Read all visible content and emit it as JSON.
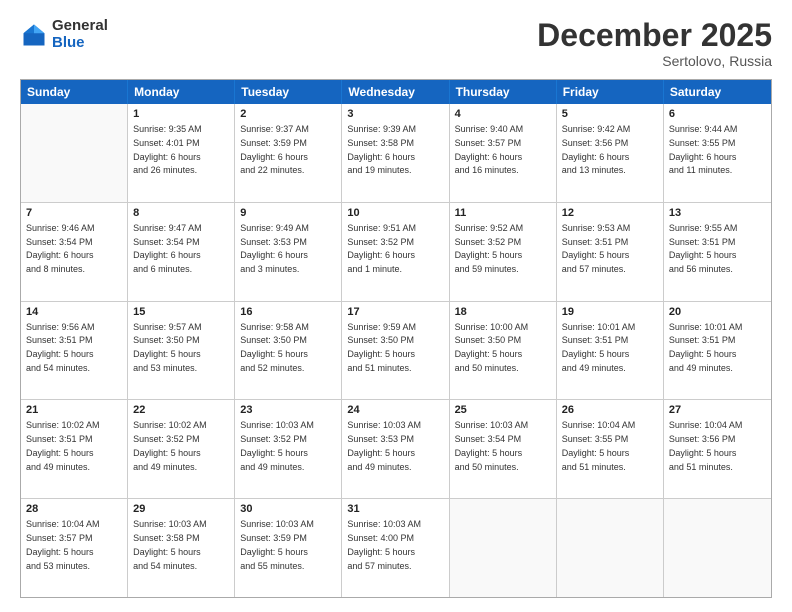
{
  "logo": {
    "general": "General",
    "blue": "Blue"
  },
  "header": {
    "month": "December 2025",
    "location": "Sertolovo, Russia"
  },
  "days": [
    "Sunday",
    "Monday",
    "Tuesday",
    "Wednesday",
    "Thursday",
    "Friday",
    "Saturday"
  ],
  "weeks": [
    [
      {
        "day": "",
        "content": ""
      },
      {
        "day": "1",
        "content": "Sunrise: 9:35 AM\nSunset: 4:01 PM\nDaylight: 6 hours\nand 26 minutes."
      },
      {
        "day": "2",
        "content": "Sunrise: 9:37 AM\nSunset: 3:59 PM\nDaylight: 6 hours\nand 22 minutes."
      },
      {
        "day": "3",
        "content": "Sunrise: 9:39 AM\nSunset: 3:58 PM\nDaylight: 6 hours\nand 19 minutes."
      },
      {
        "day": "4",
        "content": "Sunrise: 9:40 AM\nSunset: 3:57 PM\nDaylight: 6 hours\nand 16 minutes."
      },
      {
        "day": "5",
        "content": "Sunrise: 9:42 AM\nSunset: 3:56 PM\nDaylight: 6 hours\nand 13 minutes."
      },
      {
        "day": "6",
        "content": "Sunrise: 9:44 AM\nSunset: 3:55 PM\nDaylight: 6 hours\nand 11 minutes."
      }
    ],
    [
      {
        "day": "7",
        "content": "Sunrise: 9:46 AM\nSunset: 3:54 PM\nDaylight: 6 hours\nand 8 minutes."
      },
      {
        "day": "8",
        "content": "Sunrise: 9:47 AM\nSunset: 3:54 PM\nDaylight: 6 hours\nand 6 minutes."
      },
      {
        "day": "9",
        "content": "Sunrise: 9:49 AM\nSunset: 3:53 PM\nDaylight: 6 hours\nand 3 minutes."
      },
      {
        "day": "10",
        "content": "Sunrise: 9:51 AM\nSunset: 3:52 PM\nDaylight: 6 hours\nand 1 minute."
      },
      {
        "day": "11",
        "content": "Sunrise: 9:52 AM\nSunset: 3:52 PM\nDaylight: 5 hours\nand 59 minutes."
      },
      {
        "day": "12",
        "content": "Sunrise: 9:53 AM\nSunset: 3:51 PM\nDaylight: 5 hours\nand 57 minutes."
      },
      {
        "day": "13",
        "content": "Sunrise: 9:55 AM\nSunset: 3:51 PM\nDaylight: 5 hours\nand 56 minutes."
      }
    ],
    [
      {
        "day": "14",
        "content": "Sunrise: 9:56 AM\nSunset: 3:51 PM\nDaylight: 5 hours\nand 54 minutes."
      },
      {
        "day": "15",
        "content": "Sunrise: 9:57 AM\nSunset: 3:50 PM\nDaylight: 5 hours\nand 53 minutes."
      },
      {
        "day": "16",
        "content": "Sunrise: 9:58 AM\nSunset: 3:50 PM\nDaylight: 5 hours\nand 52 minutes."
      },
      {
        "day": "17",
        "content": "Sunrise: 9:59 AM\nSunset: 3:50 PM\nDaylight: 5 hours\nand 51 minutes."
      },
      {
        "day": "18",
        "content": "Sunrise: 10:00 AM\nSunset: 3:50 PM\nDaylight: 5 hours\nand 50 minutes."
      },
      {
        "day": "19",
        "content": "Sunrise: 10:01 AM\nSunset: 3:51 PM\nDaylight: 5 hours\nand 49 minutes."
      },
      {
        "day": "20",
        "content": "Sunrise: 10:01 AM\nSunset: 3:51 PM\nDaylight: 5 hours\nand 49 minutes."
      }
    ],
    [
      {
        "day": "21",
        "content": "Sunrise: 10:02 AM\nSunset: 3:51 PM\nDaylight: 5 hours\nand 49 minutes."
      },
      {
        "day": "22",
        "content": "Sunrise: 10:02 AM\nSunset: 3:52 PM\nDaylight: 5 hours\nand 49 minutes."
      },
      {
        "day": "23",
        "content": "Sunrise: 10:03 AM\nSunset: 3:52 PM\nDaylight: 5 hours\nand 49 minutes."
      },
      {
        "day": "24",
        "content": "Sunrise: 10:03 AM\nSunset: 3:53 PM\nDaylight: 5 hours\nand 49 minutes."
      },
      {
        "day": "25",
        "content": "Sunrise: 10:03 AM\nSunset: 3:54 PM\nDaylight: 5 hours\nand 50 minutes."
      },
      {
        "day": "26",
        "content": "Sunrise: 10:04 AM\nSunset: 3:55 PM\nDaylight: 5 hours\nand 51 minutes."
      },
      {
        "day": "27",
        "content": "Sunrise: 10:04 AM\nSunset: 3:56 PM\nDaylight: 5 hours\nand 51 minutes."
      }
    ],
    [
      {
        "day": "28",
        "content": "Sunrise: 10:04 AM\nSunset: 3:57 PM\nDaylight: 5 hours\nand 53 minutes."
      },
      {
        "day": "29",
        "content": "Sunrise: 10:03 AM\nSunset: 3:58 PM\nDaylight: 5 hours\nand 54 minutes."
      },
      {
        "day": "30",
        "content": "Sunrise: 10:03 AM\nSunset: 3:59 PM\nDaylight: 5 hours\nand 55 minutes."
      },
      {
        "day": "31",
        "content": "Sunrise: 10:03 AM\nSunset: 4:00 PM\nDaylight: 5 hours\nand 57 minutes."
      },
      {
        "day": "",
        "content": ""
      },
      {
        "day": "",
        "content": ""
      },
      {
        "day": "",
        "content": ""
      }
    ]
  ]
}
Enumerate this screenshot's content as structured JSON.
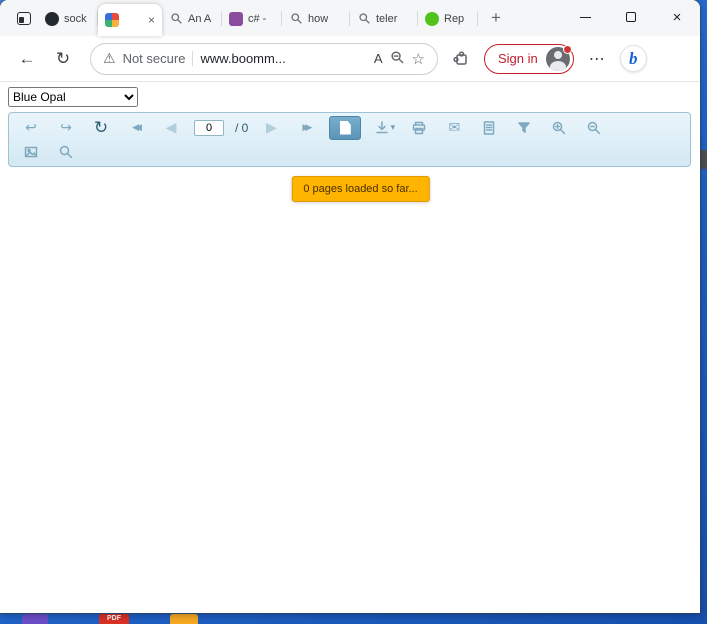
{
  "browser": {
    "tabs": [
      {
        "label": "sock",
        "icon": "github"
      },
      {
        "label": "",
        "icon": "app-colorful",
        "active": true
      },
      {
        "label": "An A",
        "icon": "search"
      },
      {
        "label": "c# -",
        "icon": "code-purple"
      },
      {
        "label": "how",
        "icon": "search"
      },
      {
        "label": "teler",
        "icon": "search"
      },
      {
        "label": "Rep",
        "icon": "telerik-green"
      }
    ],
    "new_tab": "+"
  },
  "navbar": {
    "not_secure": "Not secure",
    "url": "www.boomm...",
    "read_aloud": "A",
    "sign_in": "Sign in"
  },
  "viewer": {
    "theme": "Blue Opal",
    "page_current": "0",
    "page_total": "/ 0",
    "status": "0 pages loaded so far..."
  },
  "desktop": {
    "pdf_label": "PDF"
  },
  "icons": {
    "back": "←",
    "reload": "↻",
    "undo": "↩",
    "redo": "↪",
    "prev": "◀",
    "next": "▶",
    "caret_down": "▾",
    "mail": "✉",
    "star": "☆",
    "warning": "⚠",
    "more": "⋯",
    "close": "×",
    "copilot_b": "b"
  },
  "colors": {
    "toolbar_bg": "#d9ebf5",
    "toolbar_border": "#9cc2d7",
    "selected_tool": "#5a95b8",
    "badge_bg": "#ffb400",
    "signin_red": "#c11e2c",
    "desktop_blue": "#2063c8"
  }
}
---
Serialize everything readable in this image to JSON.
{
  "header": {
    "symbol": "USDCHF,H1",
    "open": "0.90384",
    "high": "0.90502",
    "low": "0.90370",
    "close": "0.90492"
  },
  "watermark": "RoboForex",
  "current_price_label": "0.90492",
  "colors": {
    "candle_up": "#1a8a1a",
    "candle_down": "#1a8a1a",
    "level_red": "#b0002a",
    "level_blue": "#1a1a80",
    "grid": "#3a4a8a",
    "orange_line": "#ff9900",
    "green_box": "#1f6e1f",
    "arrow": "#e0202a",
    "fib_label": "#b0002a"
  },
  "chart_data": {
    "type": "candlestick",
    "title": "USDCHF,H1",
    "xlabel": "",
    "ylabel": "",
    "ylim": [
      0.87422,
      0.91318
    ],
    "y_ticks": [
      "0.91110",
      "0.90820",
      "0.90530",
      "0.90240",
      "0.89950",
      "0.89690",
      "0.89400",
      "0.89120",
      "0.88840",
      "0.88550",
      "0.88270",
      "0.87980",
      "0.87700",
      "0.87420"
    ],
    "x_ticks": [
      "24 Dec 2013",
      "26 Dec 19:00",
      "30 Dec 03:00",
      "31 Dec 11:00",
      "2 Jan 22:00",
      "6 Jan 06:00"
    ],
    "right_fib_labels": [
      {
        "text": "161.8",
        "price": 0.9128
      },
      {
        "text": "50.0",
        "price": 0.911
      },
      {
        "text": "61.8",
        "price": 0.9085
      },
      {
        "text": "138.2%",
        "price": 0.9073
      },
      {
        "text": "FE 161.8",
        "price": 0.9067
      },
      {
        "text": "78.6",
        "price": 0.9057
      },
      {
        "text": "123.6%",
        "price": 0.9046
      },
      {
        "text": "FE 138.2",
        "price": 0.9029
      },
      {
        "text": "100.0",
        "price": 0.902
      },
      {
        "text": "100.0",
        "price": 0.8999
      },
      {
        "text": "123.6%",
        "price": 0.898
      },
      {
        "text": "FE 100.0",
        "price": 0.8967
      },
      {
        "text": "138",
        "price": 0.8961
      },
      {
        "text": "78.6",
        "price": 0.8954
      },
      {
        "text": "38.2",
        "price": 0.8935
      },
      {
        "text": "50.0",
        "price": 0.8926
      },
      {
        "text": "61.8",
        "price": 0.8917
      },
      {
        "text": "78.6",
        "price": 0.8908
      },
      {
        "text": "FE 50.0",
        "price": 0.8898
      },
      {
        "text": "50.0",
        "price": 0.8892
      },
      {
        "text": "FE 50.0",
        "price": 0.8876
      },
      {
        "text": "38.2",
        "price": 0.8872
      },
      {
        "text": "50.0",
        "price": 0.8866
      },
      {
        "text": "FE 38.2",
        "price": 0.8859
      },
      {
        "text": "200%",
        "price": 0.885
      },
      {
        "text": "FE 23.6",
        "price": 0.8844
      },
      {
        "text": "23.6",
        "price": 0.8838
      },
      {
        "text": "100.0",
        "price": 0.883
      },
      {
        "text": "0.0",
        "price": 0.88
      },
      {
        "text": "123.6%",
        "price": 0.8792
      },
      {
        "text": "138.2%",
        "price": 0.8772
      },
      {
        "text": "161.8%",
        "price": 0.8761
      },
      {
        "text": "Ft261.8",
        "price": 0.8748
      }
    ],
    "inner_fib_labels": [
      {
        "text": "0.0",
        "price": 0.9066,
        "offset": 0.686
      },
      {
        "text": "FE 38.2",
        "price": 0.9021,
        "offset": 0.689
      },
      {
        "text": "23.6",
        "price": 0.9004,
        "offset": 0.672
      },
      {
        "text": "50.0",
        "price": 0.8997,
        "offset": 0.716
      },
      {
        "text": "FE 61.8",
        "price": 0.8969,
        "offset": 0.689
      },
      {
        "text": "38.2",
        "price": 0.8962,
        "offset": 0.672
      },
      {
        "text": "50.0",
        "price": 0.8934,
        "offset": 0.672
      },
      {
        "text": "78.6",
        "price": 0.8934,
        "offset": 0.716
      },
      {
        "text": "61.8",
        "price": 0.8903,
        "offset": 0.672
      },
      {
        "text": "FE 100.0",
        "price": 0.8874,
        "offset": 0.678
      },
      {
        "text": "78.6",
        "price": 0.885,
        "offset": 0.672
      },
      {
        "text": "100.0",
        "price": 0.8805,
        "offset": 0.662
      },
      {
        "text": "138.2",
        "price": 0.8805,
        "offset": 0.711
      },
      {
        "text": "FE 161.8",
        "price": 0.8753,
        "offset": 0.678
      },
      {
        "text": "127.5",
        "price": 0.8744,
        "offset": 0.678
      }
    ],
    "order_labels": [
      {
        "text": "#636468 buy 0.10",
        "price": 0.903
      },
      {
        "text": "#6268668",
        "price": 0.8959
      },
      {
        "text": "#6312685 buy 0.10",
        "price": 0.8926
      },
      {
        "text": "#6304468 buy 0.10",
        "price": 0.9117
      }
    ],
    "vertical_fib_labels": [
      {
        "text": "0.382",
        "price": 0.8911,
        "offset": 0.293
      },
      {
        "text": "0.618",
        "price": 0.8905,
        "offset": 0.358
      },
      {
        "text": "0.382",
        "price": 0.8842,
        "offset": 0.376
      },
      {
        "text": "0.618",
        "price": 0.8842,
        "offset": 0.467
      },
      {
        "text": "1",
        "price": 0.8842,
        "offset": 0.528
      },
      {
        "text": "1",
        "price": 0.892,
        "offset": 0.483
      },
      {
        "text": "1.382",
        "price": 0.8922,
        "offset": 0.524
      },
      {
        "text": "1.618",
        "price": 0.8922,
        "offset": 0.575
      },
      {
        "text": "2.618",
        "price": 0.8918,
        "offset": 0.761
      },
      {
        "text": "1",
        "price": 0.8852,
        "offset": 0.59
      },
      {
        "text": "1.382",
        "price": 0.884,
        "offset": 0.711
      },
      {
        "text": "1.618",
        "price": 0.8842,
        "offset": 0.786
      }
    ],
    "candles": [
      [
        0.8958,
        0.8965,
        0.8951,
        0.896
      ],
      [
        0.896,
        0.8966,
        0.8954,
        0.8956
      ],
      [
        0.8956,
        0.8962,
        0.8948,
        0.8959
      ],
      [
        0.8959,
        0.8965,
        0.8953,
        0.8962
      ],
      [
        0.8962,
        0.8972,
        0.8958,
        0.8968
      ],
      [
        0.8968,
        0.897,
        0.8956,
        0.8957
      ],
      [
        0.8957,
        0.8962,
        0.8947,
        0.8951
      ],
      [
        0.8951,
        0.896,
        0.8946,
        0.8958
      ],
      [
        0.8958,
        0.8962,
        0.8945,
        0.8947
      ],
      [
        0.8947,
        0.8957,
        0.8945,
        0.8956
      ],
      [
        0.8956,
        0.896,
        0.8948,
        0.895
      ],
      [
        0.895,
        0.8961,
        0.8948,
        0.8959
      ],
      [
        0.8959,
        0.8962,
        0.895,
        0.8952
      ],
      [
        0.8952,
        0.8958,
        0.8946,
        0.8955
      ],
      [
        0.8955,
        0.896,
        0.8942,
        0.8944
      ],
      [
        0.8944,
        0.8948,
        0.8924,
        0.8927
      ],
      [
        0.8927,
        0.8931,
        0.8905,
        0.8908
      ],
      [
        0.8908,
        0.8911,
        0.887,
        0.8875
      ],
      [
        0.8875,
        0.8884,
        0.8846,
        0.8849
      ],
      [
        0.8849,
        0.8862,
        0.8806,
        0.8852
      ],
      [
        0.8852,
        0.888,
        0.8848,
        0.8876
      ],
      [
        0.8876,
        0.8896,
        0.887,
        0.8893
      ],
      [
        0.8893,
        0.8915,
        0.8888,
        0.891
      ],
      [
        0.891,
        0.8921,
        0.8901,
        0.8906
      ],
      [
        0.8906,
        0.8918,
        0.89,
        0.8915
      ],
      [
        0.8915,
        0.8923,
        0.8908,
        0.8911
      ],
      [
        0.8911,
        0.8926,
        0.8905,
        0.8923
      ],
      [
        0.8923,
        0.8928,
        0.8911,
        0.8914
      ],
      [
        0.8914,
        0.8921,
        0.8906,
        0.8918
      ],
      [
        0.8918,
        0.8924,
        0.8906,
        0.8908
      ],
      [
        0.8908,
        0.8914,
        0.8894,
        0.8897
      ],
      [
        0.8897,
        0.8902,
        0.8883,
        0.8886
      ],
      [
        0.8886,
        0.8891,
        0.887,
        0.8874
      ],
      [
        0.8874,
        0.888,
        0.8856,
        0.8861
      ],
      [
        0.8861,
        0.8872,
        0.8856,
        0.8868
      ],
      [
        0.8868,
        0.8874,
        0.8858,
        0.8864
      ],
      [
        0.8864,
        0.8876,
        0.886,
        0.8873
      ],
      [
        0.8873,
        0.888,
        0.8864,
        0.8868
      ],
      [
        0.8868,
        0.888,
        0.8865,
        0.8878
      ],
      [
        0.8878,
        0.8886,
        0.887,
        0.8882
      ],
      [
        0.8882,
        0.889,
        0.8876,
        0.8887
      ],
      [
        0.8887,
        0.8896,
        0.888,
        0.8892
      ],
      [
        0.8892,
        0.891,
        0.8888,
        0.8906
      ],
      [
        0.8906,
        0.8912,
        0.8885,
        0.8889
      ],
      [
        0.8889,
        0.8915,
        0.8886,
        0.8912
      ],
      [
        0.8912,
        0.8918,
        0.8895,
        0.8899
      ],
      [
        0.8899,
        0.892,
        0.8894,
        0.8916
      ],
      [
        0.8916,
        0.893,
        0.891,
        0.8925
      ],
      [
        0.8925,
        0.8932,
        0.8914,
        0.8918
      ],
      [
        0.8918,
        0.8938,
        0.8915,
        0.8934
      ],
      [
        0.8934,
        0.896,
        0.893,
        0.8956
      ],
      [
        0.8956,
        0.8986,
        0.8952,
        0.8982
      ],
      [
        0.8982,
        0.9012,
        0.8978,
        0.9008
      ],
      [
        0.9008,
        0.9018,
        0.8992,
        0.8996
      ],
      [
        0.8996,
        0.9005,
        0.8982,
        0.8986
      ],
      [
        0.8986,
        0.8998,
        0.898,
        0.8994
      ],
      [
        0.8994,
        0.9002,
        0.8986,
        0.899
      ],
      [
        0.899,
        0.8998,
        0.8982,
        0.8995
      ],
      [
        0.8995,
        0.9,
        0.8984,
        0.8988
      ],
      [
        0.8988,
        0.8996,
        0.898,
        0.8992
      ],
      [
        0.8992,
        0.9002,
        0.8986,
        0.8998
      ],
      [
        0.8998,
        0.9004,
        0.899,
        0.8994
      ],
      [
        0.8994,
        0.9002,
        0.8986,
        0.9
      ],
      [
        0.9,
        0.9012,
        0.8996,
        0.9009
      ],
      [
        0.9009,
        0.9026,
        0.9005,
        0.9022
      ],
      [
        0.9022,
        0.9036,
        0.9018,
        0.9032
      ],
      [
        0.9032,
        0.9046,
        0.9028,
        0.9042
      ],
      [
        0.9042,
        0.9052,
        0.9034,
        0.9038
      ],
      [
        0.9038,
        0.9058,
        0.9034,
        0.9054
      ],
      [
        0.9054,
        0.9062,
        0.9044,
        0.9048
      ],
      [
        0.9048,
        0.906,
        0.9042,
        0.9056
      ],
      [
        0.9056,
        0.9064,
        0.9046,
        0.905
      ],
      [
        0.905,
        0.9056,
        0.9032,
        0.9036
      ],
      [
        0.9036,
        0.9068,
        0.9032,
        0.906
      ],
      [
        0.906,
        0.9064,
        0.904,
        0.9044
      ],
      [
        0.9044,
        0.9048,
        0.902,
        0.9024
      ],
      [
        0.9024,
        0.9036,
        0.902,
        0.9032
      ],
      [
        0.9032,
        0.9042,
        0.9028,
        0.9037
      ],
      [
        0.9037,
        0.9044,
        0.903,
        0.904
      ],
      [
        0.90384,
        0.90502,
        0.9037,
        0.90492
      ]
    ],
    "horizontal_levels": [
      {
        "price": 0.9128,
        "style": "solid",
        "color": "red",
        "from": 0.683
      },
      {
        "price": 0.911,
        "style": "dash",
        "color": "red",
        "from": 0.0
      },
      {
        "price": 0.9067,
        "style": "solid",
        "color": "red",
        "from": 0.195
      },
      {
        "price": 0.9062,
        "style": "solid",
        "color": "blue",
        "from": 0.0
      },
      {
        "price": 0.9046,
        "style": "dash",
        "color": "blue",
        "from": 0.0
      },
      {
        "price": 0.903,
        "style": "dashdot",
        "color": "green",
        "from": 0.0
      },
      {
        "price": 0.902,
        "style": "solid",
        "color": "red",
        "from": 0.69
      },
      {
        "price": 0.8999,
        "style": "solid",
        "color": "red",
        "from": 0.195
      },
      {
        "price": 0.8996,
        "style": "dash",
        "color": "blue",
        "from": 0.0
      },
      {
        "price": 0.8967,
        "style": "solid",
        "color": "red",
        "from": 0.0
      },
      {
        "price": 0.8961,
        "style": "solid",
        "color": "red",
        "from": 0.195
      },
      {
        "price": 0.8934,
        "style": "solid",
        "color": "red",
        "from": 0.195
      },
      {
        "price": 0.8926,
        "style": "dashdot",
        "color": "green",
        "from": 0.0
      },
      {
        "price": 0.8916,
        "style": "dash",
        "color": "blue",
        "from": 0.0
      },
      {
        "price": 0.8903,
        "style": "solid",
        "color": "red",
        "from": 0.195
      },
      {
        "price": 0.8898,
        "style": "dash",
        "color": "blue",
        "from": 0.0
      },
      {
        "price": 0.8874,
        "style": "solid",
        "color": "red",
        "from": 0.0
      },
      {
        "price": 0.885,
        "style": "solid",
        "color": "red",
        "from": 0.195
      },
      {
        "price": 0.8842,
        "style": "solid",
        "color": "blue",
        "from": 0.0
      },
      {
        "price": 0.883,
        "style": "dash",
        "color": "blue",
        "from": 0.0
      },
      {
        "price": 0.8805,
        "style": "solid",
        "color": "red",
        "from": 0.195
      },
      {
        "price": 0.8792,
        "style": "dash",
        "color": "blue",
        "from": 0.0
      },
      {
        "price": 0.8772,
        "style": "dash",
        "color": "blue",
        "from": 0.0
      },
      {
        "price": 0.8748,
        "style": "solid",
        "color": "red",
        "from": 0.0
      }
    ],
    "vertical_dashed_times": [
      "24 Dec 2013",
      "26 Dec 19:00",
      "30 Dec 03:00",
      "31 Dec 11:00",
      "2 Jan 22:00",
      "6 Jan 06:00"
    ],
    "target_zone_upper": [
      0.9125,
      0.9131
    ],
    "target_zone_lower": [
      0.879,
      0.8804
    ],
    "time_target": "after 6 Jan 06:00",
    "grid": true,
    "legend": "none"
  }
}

# PROBLEM DETAILS:
Go through the material and copy out every line with "JSON" in it.

# RESPONSE BELOW:
Read all visible content and emit it as JSON.
Enumerate this screenshot's content as structured JSON.
Serialize everything readable in this image to JSON.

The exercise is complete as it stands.